• [EXCERPT]
◆ ◆ ◆ ◆

3. STATE-OF-THE-ART REVIEW

Efforts to allow GIS interoperability are generally focused on the need to establish a definite and agreed structure for sharing information. OGC, ISO, and OPeNDAP are examples of standards aiming towards this goal. In the following paragraphs, we review the state of the art in GIS interoperability.

The OGC [4] is a leading international organization in charge of developing standards for geospatial data-based services. Geospatial data are produced mainly in the earth sciences: geophysics, geology, geography, meteorology, and paleontology. Percivall [14] presents the OGC interoperability progress by specifying the WMSs (web map services), WFS (web feature service), and WCS (web coverage service), designed to develop complete maps, vector, and raster objects, respectively.

Giannecchini et al. [1] do a review of the OGC and ISO standards and present a reference model with different elements from those defined by Percivall [14]. Some such elements are metadata management, the support for style definition, and the model for image rendering processing (see Fig. 2).


Figure 2.
OGC reference model [1]

Additionally, they introduce a layered architecture for describing the information that merges from heterogeneous data sources and a catalogue service that facilitates the discovery of new information on the Web (see Fig. 3).


Figure 3.
Layers of geospatial services [1]

On the other hand, the organization OPeNDAP has developed, implemented, and promoted the OPeNDAP protocol, which defines the architecture for geospatial data transport. Government agencies such as NASA and NOAA use OPeNDAP to supply climate data. This standard is mainly used in ocean and atmospheric sciences [15].

◆ ◆ ◆ ◆

• [RECORDED INFORMATION]
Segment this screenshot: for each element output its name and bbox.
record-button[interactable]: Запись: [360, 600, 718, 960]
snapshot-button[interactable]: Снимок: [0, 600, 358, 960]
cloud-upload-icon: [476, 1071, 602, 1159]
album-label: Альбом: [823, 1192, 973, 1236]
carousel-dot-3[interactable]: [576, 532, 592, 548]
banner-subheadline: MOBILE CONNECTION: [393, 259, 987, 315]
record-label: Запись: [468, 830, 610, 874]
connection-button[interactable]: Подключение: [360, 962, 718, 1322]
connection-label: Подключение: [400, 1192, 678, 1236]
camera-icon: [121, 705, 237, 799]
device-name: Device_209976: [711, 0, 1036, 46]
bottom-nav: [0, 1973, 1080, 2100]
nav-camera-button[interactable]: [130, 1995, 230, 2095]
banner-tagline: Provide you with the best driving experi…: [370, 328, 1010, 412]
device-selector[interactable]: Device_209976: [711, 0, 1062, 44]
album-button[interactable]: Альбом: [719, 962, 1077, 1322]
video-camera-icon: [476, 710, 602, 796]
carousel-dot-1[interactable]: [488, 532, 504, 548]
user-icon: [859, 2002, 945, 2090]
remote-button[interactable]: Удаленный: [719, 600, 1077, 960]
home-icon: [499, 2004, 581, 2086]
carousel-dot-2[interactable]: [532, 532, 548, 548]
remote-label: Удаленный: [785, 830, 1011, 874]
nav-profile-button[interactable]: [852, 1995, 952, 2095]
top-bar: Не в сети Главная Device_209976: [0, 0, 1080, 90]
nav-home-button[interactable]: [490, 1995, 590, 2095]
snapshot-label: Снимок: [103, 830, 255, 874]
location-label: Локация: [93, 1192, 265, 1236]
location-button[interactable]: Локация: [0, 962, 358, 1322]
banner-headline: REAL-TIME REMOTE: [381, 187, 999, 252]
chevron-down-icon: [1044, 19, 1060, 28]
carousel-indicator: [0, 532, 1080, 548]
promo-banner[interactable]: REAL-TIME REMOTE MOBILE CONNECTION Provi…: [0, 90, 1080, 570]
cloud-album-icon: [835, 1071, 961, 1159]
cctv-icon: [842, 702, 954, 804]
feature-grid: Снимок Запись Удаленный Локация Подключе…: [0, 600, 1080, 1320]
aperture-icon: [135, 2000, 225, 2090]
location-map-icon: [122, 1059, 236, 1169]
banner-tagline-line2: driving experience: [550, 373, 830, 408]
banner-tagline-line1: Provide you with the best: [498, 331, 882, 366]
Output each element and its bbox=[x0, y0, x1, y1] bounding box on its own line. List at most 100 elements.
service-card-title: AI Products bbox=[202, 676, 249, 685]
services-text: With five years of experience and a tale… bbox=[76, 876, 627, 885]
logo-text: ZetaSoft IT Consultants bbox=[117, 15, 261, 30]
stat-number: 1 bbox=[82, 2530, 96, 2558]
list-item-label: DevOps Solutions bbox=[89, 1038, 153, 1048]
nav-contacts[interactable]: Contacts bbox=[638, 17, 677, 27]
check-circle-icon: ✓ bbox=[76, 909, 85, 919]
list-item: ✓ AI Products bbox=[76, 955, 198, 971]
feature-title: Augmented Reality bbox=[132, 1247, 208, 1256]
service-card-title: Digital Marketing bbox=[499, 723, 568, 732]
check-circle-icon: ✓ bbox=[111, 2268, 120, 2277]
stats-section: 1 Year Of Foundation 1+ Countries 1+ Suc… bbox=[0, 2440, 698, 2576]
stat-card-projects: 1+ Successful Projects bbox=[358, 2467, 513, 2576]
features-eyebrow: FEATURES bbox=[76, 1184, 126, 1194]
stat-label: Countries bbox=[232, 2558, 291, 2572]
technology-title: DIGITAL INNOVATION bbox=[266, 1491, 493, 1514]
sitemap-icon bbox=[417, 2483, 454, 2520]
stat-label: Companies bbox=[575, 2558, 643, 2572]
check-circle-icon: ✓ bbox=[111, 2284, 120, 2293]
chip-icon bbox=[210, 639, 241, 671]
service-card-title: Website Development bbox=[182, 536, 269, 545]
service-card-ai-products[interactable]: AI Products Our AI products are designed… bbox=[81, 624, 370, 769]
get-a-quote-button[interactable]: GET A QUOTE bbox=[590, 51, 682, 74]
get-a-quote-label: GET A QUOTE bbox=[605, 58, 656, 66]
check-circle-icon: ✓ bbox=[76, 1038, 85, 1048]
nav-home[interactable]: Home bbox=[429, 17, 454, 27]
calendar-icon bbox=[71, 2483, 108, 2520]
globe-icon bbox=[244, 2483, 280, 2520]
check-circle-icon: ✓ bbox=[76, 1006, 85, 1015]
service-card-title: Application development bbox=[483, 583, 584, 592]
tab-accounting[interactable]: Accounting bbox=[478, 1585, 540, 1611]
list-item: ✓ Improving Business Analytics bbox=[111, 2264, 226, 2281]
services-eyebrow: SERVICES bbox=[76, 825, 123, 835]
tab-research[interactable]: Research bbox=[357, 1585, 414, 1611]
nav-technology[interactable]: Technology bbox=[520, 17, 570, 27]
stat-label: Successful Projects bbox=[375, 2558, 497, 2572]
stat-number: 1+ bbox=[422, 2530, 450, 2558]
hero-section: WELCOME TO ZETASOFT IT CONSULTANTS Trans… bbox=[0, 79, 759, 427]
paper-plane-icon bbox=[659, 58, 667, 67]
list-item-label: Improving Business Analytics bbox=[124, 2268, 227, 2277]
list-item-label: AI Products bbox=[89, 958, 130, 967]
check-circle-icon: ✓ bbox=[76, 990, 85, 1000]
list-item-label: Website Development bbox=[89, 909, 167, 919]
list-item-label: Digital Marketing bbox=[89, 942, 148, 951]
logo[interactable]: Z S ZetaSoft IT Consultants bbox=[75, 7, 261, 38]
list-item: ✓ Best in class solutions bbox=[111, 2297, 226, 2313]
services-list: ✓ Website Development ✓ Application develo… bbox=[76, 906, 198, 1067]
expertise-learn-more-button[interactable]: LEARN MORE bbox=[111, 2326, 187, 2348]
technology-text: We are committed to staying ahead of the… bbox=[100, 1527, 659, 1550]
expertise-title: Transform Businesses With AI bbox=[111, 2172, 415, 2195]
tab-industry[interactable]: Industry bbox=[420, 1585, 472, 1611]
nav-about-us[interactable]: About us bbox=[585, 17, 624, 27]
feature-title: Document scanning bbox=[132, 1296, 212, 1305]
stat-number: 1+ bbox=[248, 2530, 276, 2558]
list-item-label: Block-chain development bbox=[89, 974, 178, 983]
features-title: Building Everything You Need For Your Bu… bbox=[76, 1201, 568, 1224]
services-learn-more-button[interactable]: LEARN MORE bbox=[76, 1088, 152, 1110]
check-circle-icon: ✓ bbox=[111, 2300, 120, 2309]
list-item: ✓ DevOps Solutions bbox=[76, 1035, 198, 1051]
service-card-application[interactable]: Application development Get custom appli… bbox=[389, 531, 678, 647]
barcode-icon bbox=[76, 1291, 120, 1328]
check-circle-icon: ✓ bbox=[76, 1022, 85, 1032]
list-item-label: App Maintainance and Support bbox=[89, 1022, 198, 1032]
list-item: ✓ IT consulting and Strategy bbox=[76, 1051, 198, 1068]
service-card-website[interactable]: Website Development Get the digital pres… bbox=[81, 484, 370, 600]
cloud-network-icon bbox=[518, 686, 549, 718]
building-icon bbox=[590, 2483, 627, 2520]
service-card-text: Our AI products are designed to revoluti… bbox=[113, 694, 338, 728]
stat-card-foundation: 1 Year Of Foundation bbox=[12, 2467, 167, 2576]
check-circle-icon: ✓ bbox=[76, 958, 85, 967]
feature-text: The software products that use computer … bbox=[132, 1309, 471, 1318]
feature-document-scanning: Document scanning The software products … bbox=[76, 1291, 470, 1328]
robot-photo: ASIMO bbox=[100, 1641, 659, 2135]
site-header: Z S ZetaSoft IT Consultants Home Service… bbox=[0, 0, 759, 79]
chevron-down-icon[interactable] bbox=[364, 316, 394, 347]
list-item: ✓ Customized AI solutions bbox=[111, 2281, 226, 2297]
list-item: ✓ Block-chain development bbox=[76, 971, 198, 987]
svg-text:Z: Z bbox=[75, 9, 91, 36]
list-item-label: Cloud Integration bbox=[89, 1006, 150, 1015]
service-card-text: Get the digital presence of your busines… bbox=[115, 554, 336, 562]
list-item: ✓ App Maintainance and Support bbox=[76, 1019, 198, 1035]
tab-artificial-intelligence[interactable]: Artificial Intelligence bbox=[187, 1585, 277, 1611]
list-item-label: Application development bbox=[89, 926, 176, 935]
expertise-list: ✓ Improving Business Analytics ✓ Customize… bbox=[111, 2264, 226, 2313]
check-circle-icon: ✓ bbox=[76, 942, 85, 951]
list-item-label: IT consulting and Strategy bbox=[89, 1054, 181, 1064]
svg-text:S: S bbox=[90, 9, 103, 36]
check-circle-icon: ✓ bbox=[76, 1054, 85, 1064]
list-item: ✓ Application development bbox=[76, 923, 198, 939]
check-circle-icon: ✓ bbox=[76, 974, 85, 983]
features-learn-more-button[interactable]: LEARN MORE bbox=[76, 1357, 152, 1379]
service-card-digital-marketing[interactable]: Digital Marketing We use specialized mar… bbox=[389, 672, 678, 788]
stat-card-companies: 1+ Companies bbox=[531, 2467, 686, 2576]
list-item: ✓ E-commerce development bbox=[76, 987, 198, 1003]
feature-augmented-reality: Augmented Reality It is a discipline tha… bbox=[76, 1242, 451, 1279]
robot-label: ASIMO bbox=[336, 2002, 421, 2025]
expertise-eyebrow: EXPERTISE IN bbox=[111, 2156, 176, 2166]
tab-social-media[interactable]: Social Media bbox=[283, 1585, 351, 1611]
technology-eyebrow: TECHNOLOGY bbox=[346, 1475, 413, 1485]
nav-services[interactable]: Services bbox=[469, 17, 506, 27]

◆ ◆ ◆ ◆

• [TASK LIST]
A – According to the GIS interoperability review, which government agencies use OPeNDAP to supply climate data?
B – Rewrite the entries, beginning at their first line and stopping after the line that contains "cctv-icon: [842, 702, 954, 804]". Replace "carousel-dot" with "pager-dot" and leave everything else unchanged.
The entries have no connection to the GIS interoperability review.

• [SOLUTIONS BY TASK]
A – NASA and NOAA.

B –
Segment this screenshot: for each element output its name and bbox.
record-button[interactable]: Запись: [360, 600, 718, 960]
snapshot-button[interactable]: Снимок: [0, 600, 358, 960]
cloud-upload-icon: [476, 1071, 602, 1159]
album-label: Альбом: [823, 1192, 973, 1236]
pager-dot-3[interactable]: [576, 532, 592, 548]
banner-subheadline: MOBILE CONNECTION: [393, 259, 987, 315]
record-label: Запись: [468, 830, 610, 874]
connection-button[interactable]: Подключение: [360, 962, 718, 1322]
connection-label: Подключение: [400, 1192, 678, 1236]
camera-icon: [121, 705, 237, 799]
device-name: Device_209976: [711, 0, 1036, 46]
bottom-nav: [0, 1973, 1080, 2100]
nav-camera-button[interactable]: [130, 1995, 230, 2095]
banner-tagline: Provide you with the best driving experi…: [370, 328, 1010, 412]
device-selector[interactable]: Device_209976: [711, 0, 1062, 44]
album-button[interactable]: Альбом: [719, 962, 1077, 1322]
video-camera-icon: [476, 710, 602, 796]
pager-dot-1[interactable]: [488, 532, 504, 548]
user-icon: [859, 2002, 945, 2090]
remote-button[interactable]: Удаленный: [719, 600, 1077, 960]
home-icon: [499, 2004, 581, 2086]
pager-dot-2[interactable]: [532, 532, 548, 548]
remote-label: Удаленный: [785, 830, 1011, 874]
nav-profile-button[interactable]: [852, 1995, 952, 2095]
top-bar: Не в сети Главная Device_209976: [0, 0, 1080, 90]
nav-home-button[interactable]: [490, 1995, 590, 2095]
snapshot-label: Снимок: [103, 830, 255, 874]
location-label: Локация: [93, 1192, 265, 1236]
location-button[interactable]: Локация: [0, 962, 358, 1322]
banner-headline: REAL-TIME REMOTE: [381, 187, 999, 252]
chevron-down-icon: [1044, 19, 1060, 28]
carousel-indicator: [0, 532, 1080, 548]
promo-banner[interactable]: REAL-TIME REMOTE MOBILE CONNECTION Provi…: [0, 90, 1080, 570]
cloud-album-icon: [835, 1071, 961, 1159]
cctv-icon: [842, 702, 954, 804]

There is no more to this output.